------ Supplied material

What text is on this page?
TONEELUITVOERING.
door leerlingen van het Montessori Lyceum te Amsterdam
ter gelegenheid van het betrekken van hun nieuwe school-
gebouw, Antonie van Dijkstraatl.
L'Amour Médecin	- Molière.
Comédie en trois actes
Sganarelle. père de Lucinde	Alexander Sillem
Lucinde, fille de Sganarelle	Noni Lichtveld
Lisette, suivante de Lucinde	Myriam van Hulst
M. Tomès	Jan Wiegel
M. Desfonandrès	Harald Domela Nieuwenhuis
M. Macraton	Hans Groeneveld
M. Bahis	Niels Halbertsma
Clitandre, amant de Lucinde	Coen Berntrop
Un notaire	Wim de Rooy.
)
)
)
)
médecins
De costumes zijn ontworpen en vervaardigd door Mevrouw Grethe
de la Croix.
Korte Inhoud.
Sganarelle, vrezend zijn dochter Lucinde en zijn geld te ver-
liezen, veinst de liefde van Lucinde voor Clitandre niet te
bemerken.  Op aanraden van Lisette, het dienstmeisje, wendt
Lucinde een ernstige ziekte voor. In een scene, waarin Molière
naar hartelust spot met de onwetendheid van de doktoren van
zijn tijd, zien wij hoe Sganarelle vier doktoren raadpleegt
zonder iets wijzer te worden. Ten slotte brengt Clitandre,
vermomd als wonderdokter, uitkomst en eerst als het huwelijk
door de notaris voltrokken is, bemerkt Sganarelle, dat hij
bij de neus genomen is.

------------

Copy the records. Each line should match exactly.

What text is on this page?
TONEELUITVOERING.
door leerlingen van het Montessori Lyceum te Amsterdam
ter gelegenheid van het betrekken van hun nieuwe school-
gebouw, Antonie van Dijkstraatl.
L'Amour Médecin	- Molière.
Comédie en trois actes
Sganarelle. père de Lucinde	Alexander Sillem
Lucinde, fille de Sganarelle	Noni Lichtveld
Lisette, suivante de Lucinde	Myriam van Hulst
M. Tomès	Jan Wiegel
M. Desfonandrès	Harald Domela Nieuwenhuis
M. Macraton	Hans Groeneveld
M. Bahis	Niels Halbertsma
Clitandre, amant de Lucinde	Coen Berntrop
Un notaire	Wim de Rooy.
)
)
)
)
médecins
De costumes zijn ontworpen en vervaardigd door Mevrouw Grethe
de la Croix.
Korte Inhoud.
Sganarelle, vrezend zijn dochter Lucinde en zijn geld te ver-
liezen, veinst de liefde van Lucinde voor Clitandre niet te
bemerken.  Op aanraden van Lisette, het dienstmeisje, wendt
Lucinde een ernstige ziekte voor. In een scene, waarin Molière
naar hartelust spot met de onwetendheid van de doktoren van
zijn tijd, zien wij hoe Sganarelle vier doktoren raadpleegt
zonder iets wijzer te worden. Ten slotte brengt Clitandre,
vermomd als wonderdokter, uitkomst en eerst als het huwelijk
door de notaris voltrokken is, bemerkt Sganarelle, dat hij
bij de neus genomen is.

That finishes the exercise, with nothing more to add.